**Exercise inputs**.
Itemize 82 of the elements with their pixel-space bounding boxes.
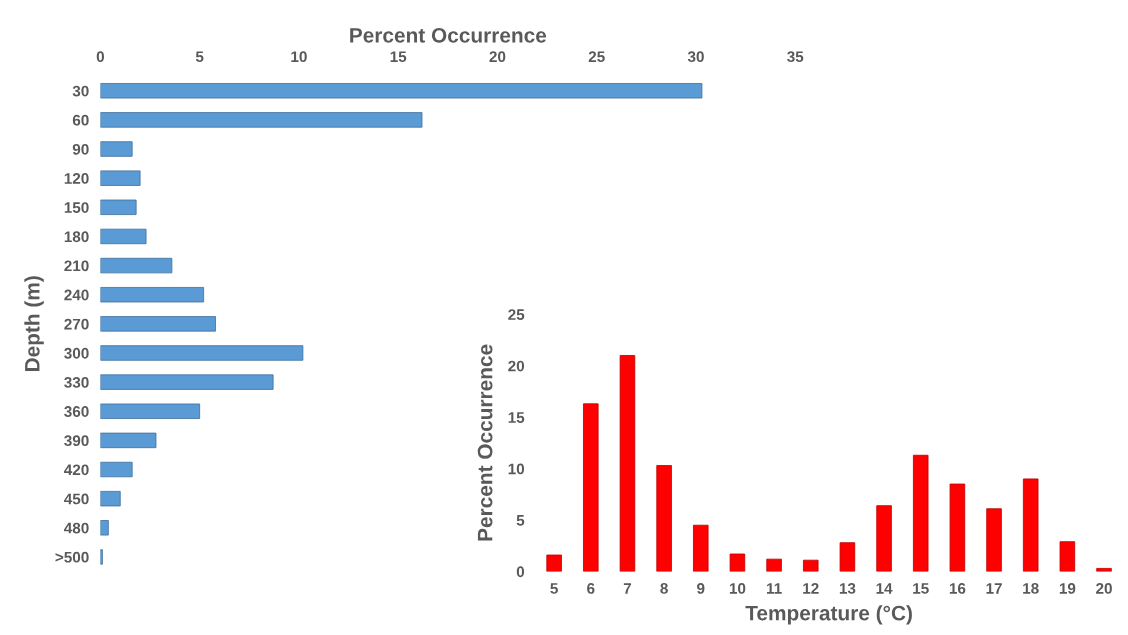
x-tick-label: 14: [876, 583, 893, 594]
bar: [949, 483, 966, 572]
bar: [693, 524, 709, 572]
bar: [100, 345, 304, 361]
x-axis-title: Temperature (°C): [745, 605, 912, 625]
x-tick-label: 13: [839, 583, 856, 594]
bar: [100, 141, 133, 157]
y-axis-title: Percent Occurrence: [477, 344, 493, 541]
x-tick-label: 5: [195, 51, 204, 63]
y-tick-label: 15: [508, 412, 525, 423]
bar: [100, 112, 423, 128]
y-tick-label: 20: [508, 360, 525, 372]
x-tick-label: 10: [729, 583, 746, 594]
bar: [100, 461, 133, 478]
x-tick-label: 15: [390, 51, 407, 63]
x-tick-label: 19: [1059, 583, 1076, 594]
x-tick-label: 11: [766, 583, 782, 594]
bar: [100, 316, 216, 332]
x-tick-label: 9: [697, 583, 705, 594]
x-tick-label: 6: [587, 583, 595, 594]
y-tick-label: 330: [64, 376, 89, 388]
y-tick-label: 180: [64, 231, 89, 243]
y-tick-label: >500: [55, 551, 89, 563]
x-tick-label: 10: [291, 51, 307, 63]
bar: [729, 553, 746, 572]
bar: [100, 490, 121, 507]
bar: [100, 374, 274, 390]
y-tick-label: 360: [64, 406, 89, 417]
bar: [986, 508, 1002, 572]
bar: [100, 199, 137, 216]
y-tick-label: 5: [516, 515, 525, 526]
bar: [100, 228, 147, 245]
x-axis-title: Percent Occurrence: [350, 27, 547, 43]
x-tick-label: 5: [550, 583, 558, 594]
bar: [839, 542, 856, 572]
y-tick-label: 90: [72, 143, 89, 155]
y-tick-label: 300: [64, 347, 89, 359]
x-tick-label: 20: [1096, 583, 1112, 594]
x-tick-label: 8: [660, 583, 668, 594]
bar: [876, 505, 892, 572]
x-tick-label: 16: [949, 583, 966, 594]
y-tick-label: 10: [508, 463, 525, 475]
bar: [656, 465, 672, 572]
bar: [100, 170, 141, 186]
bar: [546, 554, 562, 572]
x-tick-label: 0: [96, 51, 105, 63]
y-tick-label: 210: [64, 260, 89, 272]
y-tick-label: 60: [72, 114, 89, 126]
x-tick-label: 12: [803, 583, 819, 594]
bar: [1059, 541, 1076, 572]
x-tick-label: 35: [787, 51, 804, 63]
y-tick-label: 420: [64, 464, 89, 476]
y-axis-title: Depth (m): [24, 276, 44, 372]
bar: [100, 83, 703, 99]
y-tick-label: 450: [64, 493, 89, 505]
bar: [100, 287, 205, 303]
bar: [100, 257, 173, 274]
y-tick-label: 0: [516, 566, 525, 578]
bar: [1022, 478, 1039, 572]
y-tick-label: 480: [64, 522, 89, 534]
bar: [766, 558, 782, 572]
x-tick-label: 15: [913, 583, 929, 594]
y-tick-label: 30: [72, 85, 89, 97]
y-tick-label: 150: [64, 202, 89, 213]
y-tick-label: 120: [64, 173, 89, 184]
bar: [100, 403, 201, 419]
y-tick-label: 25: [508, 309, 525, 321]
bar: [912, 454, 929, 572]
y-tick-label: 270: [64, 318, 89, 330]
x-tick-label: 20: [489, 51, 506, 63]
bar: [803, 559, 819, 572]
x-tick-label: 25: [588, 51, 605, 63]
bar: [100, 520, 109, 536]
y-tick-label: 240: [64, 289, 89, 301]
x-tick-label: 30: [687, 51, 704, 63]
bar: [100, 432, 157, 449]
bar: [619, 355, 636, 572]
x-tick-label: 17: [986, 583, 1002, 594]
x-tick-label: 18: [1023, 583, 1039, 594]
x-tick-label: 7: [623, 583, 632, 594]
y-tick-label: 390: [64, 435, 89, 447]
bar: [583, 403, 599, 572]
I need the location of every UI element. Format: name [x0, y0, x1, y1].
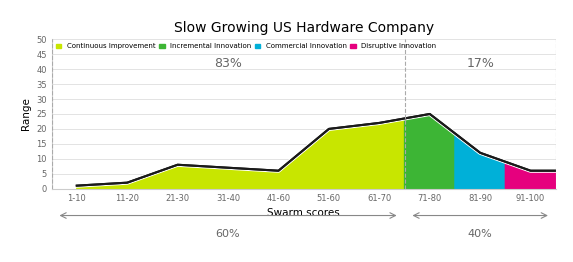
Text: 60%: 60% — [216, 229, 240, 239]
Text: 17%: 17% — [466, 57, 494, 70]
Legend: Continuous Improvement, Incremental Innovation, Commercial Innovation, Disruptiv: Continuous Improvement, Incremental Inno… — [55, 43, 437, 50]
Text: 40%: 40% — [468, 229, 493, 239]
Polygon shape — [77, 118, 405, 189]
Y-axis label: Range: Range — [21, 97, 30, 130]
Polygon shape — [405, 114, 455, 189]
Polygon shape — [455, 133, 505, 189]
X-axis label: Swarm scores: Swarm scores — [268, 208, 340, 218]
Text: 83%: 83% — [214, 57, 242, 70]
Title: Slow Growing US Hardware Company: Slow Growing US Hardware Company — [174, 21, 434, 35]
Polygon shape — [505, 162, 556, 189]
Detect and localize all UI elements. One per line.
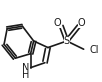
Text: N: N <box>22 63 30 73</box>
Text: H: H <box>22 70 30 80</box>
Text: Cl: Cl <box>89 45 99 55</box>
Text: O: O <box>54 18 61 28</box>
Text: O: O <box>78 18 85 28</box>
Text: S: S <box>64 36 70 46</box>
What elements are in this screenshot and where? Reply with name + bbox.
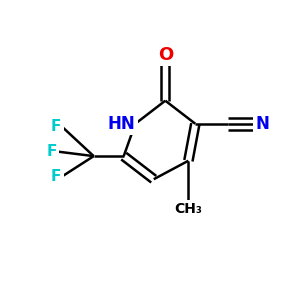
Text: O: O (158, 46, 173, 64)
Text: N: N (255, 115, 269, 133)
Text: HN: HN (107, 115, 135, 133)
Text: CH₃: CH₃ (175, 202, 202, 216)
Text: F: F (51, 118, 62, 134)
Text: F: F (46, 144, 57, 159)
Text: F: F (51, 169, 62, 184)
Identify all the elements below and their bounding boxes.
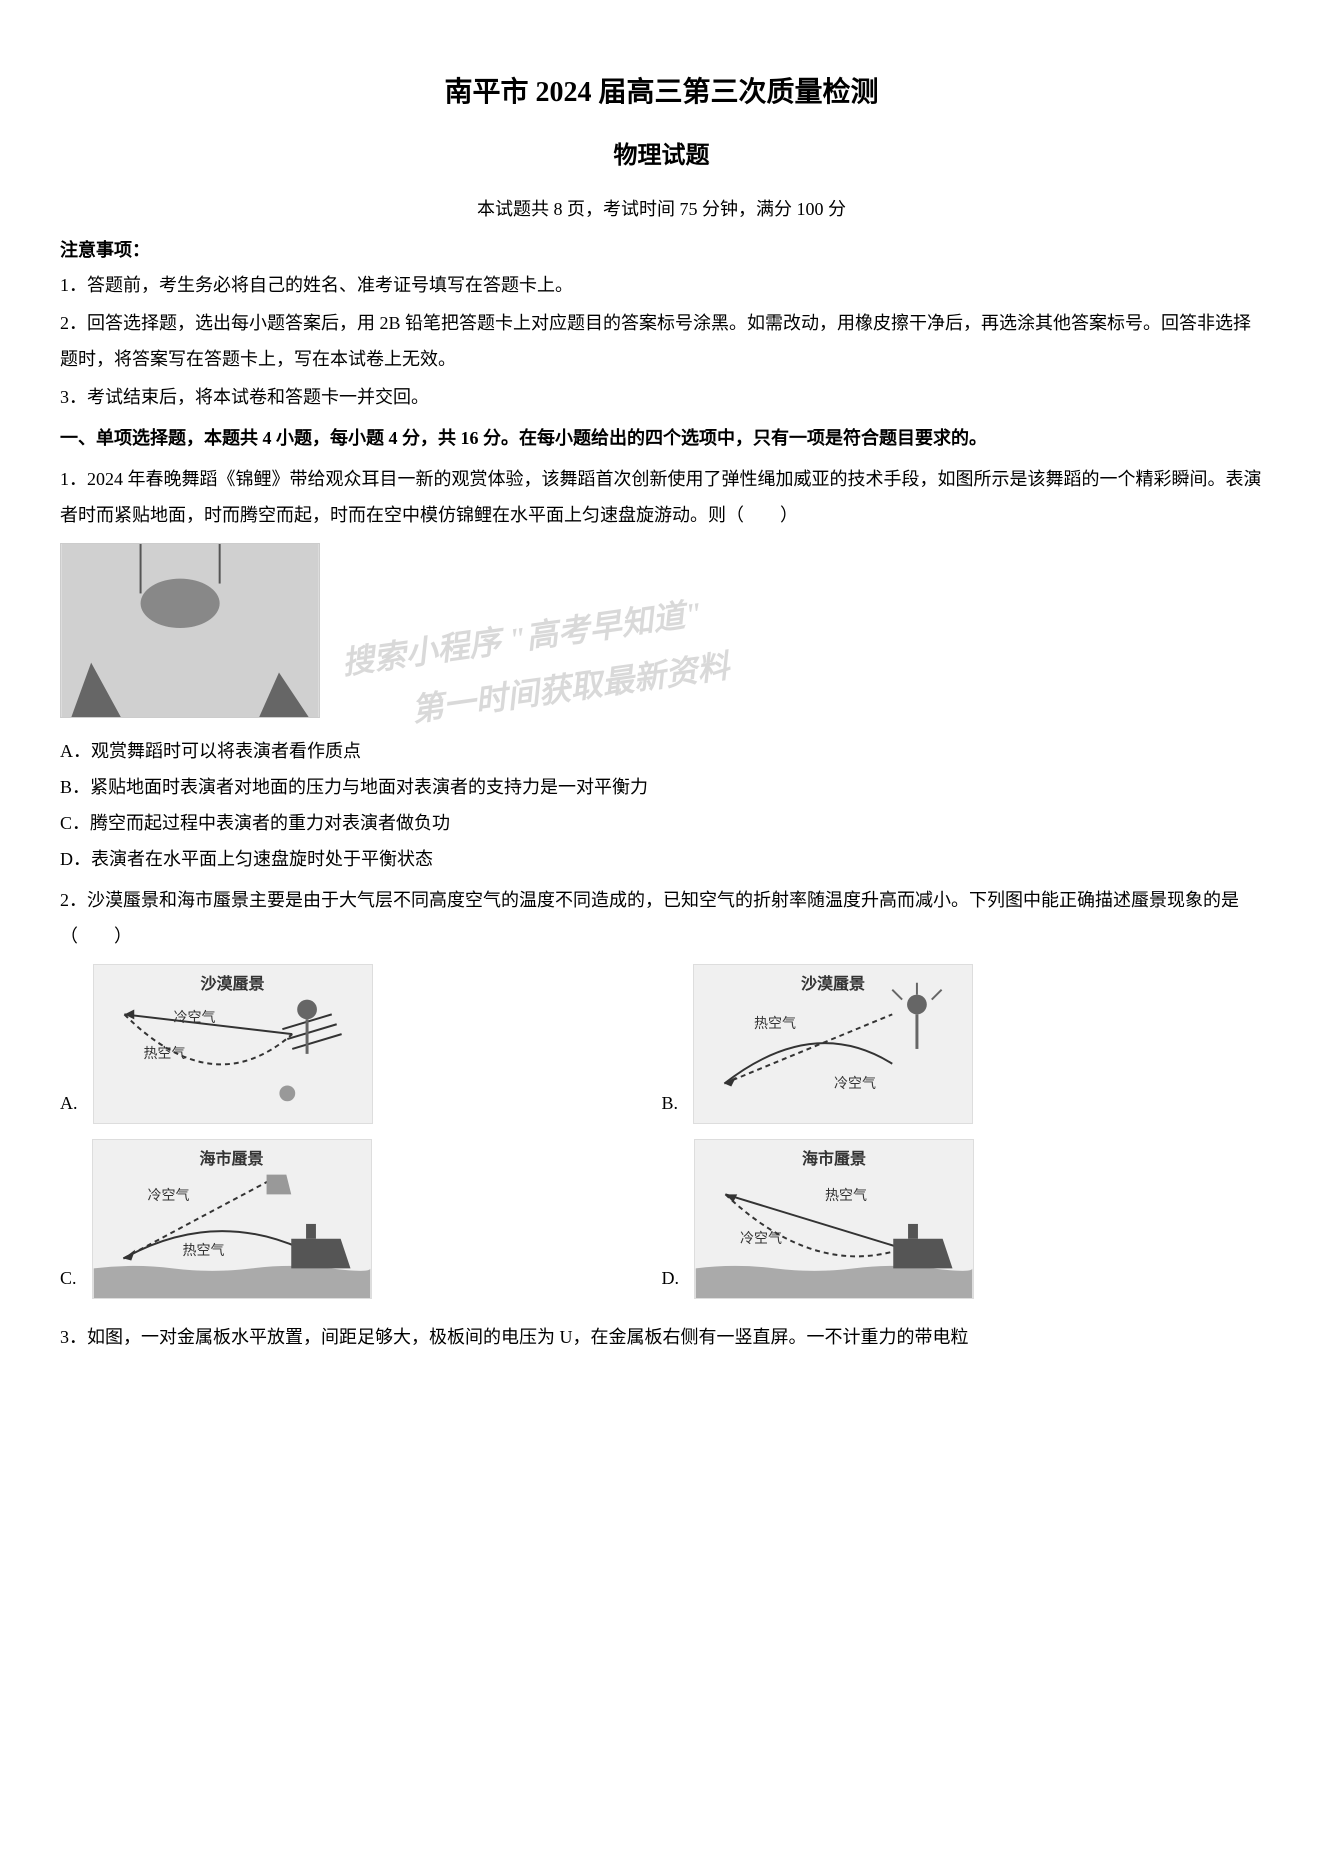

**Request**. Extract every line of the material above, verbatim and in its original order, omitting the pictures.

**Task output**.
Itemize 82 of the elements with their pixel-space bounding boxes.
x-tick-label: 14: [876, 583, 893, 594]
bar: [949, 483, 966, 572]
bar: [693, 524, 709, 572]
bar: [100, 345, 304, 361]
x-axis-title: Temperature (°C): [745, 605, 912, 625]
x-tick-label: 13: [839, 583, 856, 594]
bar: [100, 141, 133, 157]
y-axis-title: Percent Occurrence: [477, 344, 493, 541]
x-tick-label: 5: [195, 51, 204, 63]
y-tick-label: 15: [508, 412, 525, 423]
bar: [100, 112, 423, 128]
y-tick-label: 20: [508, 360, 525, 372]
x-tick-label: 10: [729, 583, 746, 594]
bar: [100, 461, 133, 478]
x-tick-label: 15: [390, 51, 407, 63]
x-tick-label: 19: [1059, 583, 1076, 594]
x-tick-label: 11: [766, 583, 782, 594]
bar: [100, 316, 216, 332]
x-tick-label: 9: [697, 583, 705, 594]
x-tick-label: 6: [587, 583, 595, 594]
y-tick-label: 330: [64, 376, 89, 388]
y-tick-label: 180: [64, 231, 89, 243]
y-tick-label: >500: [55, 551, 89, 563]
x-tick-label: 10: [291, 51, 307, 63]
bar: [729, 553, 746, 572]
bar: [100, 490, 121, 507]
bar: [100, 374, 274, 390]
y-tick-label: 360: [64, 406, 89, 417]
bar: [986, 508, 1002, 572]
bar: [100, 199, 137, 216]
y-tick-label: 5: [516, 515, 525, 526]
bar: [100, 228, 147, 245]
x-axis-title: Percent Occurrence: [350, 27, 547, 43]
x-tick-label: 5: [550, 583, 558, 594]
bar: [839, 542, 856, 572]
y-tick-label: 90: [72, 143, 89, 155]
y-tick-label: 300: [64, 347, 89, 359]
x-tick-label: 20: [1096, 583, 1112, 594]
x-tick-label: 8: [660, 583, 668, 594]
bar: [876, 505, 892, 572]
x-tick-label: 16: [949, 583, 966, 594]
y-tick-label: 10: [508, 463, 525, 475]
bar: [656, 465, 672, 572]
bar: [100, 170, 141, 186]
bar: [546, 554, 562, 572]
x-tick-label: 0: [96, 51, 105, 63]
y-tick-label: 210: [64, 260, 89, 272]
y-tick-label: 60: [72, 114, 89, 126]
x-tick-label: 12: [803, 583, 819, 594]
bar: [1059, 541, 1076, 572]
x-tick-label: 35: [787, 51, 804, 63]
y-tick-label: 420: [64, 464, 89, 476]
y-axis-title: Depth (m): [24, 276, 44, 372]
bar: [100, 83, 703, 99]
y-tick-label: 450: [64, 493, 89, 505]
bar: [100, 287, 205, 303]
bar: [100, 257, 173, 274]
y-tick-label: 0: [516, 566, 525, 578]
bar: [1022, 478, 1039, 572]
y-tick-label: 480: [64, 522, 89, 534]
bar: [766, 558, 782, 572]
x-tick-label: 15: [913, 583, 929, 594]
y-tick-label: 30: [72, 85, 89, 97]
y-tick-label: 150: [64, 202, 89, 213]
y-tick-label: 120: [64, 173, 89, 184]
bar: [100, 403, 201, 419]
y-tick-label: 25: [508, 309, 525, 321]
bar: [912, 454, 929, 572]
y-tick-label: 270: [64, 318, 89, 330]
x-tick-label: 20: [489, 51, 506, 63]
bar: [803, 559, 819, 572]
x-tick-label: 25: [588, 51, 605, 63]
bar: [100, 520, 109, 536]
y-tick-label: 240: [64, 289, 89, 301]
x-tick-label: 30: [687, 51, 704, 63]
bar: [100, 432, 157, 449]
bar: [619, 355, 636, 572]
x-tick-label: 17: [986, 583, 1002, 594]
x-tick-label: 18: [1023, 583, 1039, 594]
x-tick-label: 7: [623, 583, 632, 594]
y-tick-label: 390: [64, 435, 89, 447]
bar: [583, 403, 599, 572]
I need the location of every UI element. Format: name [x0, y0, x1, y1].
Text: 60%: 60% — [216, 229, 240, 239]
Text: 17%: 17% — [466, 57, 494, 70]
Legend: Continuous Improvement, Incremental Innovation, Commercial Innovation, Disruptiv: Continuous Improvement, Incremental Inno… — [55, 43, 437, 50]
Text: 40%: 40% — [468, 229, 493, 239]
Polygon shape — [77, 118, 405, 189]
Y-axis label: Range: Range — [21, 97, 30, 130]
Polygon shape — [405, 114, 455, 189]
Polygon shape — [455, 133, 505, 189]
X-axis label: Swarm scores: Swarm scores — [268, 208, 340, 218]
Text: 83%: 83% — [214, 57, 242, 70]
Title: Slow Growing US Hardware Company: Slow Growing US Hardware Company — [174, 21, 434, 35]
Polygon shape — [505, 162, 556, 189]
Detect and localize all UI elements. One per line.
Text: N: N <box>22 63 30 73</box>
Text: H: H <box>22 70 30 80</box>
Text: Cl: Cl <box>89 45 99 55</box>
Text: O: O <box>54 18 61 28</box>
Text: O: O <box>78 18 85 28</box>
Text: S: S <box>64 36 70 46</box>
What elements are in this screenshot and where? Reply with name + bbox.
Text: O: O (158, 46, 173, 64)
Text: N: N (255, 115, 269, 133)
Text: HN: HN (107, 115, 135, 133)
Text: CH₃: CH₃ (175, 202, 202, 216)
Text: F: F (51, 118, 62, 134)
Text: F: F (46, 144, 57, 159)
Text: F: F (51, 169, 62, 184)
Identify all the elements below and their bounding boxes.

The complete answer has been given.